[Task to complete] Please give the listing again in its entirety, exactly as written.

[Records about charts and figures]
## Start
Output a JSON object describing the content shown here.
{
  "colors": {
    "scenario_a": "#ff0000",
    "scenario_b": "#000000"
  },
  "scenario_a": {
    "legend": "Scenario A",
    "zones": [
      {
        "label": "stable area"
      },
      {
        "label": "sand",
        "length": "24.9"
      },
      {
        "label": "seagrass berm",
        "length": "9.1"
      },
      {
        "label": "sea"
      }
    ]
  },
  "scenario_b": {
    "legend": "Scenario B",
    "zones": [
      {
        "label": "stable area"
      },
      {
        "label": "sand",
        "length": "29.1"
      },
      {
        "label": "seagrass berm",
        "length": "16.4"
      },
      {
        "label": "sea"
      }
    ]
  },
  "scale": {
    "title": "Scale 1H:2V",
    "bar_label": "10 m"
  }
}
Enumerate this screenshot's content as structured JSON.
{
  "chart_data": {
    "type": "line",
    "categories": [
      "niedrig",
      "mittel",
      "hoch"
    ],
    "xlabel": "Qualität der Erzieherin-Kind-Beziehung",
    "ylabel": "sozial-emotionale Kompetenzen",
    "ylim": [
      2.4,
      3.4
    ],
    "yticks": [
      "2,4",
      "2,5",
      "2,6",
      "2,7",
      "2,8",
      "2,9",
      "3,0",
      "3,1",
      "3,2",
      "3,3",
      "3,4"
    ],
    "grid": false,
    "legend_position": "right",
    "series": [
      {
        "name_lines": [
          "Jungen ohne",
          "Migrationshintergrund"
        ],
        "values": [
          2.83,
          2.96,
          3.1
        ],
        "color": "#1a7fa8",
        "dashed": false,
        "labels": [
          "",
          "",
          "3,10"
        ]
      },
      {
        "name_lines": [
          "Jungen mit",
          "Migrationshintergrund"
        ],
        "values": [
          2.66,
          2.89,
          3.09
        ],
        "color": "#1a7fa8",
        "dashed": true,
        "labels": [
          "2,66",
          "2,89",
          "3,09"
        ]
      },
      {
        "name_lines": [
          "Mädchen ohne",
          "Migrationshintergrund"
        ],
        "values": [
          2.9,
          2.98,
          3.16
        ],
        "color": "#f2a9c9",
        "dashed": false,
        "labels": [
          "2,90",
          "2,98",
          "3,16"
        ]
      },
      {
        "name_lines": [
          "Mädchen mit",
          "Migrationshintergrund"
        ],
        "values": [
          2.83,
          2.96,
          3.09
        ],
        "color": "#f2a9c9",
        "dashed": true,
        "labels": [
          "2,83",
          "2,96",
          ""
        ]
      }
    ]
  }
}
## End
[Task response]
Output a JSON object describing the content shown here.
{
  "colors": {
    "scenario_a": "#ff0000",
    "scenario_b": "#000000"
  },
  "scenario_a": {
    "legend": "Scenario A",
    "zones": [
      {
        "label": "stable area"
      },
      {
        "label": "sand",
        "length": "24.9"
      },
      {
        "label": "seagrass berm",
        "length": "9.1"
      },
      {
        "label": "sea"
      }
    ]
  },
  "scenario_b": {
    "legend": "Scenario B",
    "zones": [
      {
        "label": "stable area"
      },
      {
        "label": "sand",
        "length": "29.1"
      },
      {
        "label": "seagrass berm",
        "length": "16.4"
      },
      {
        "label": "sea"
      }
    ]
  },
  "scale": {
    "title": "Scale 1H:2V",
    "bar_label": "10 m"
  }
}
Enumerate this screenshot's content as structured JSON.
{
  "chart_data": {
    "type": "line",
    "categories": [
      "niedrig",
      "mittel",
      "hoch"
    ],
    "xlabel": "Qualität der Erzieherin-Kind-Beziehung",
    "ylabel": "sozial-emotionale Kompetenzen",
    "ylim": [
      2.4,
      3.4
    ],
    "yticks": [
      "2,4",
      "2,5",
      "2,6",
      "2,7",
      "2,8",
      "2,9",
      "3,0",
      "3,1",
      "3,2",
      "3,3",
      "3,4"
    ],
    "grid": false,
    "legend_position": "right",
    "series": [
      {
        "name_lines": [
          "Jungen ohne",
          "Migrationshintergrund"
        ],
        "values": [
          2.83,
          2.96,
          3.1
        ],
        "color": "#1a7fa8",
        "dashed": false,
        "labels": [
          "",
          "",
          "3,10"
        ]
      },
      {
        "name_lines": [
          "Jungen mit",
          "Migrationshintergrund"
        ],
        "values": [
          2.66,
          2.89,
          3.09
        ],
        "color": "#1a7fa8",
        "dashed": true,
        "labels": [
          "2,66",
          "2,89",
          "3,09"
        ]
      },
      {
        "name_lines": [
          "Mädchen ohne",
          "Migrationshintergrund"
        ],
        "values": [
          2.9,
          2.98,
          3.16
        ],
        "color": "#f2a9c9",
        "dashed": false,
        "labels": [
          "2,90",
          "2,98",
          "3,16"
        ]
      },
      {
        "name_lines": [
          "Mädchen mit",
          "Migrationshintergrund"
        ],
        "values": [
          2.83,
          2.96,
          3.09
        ],
        "color": "#f2a9c9",
        "dashed": true,
        "labels": [
          "2,83",
          "2,96",
          ""
        ]
      }
    ]
  }
}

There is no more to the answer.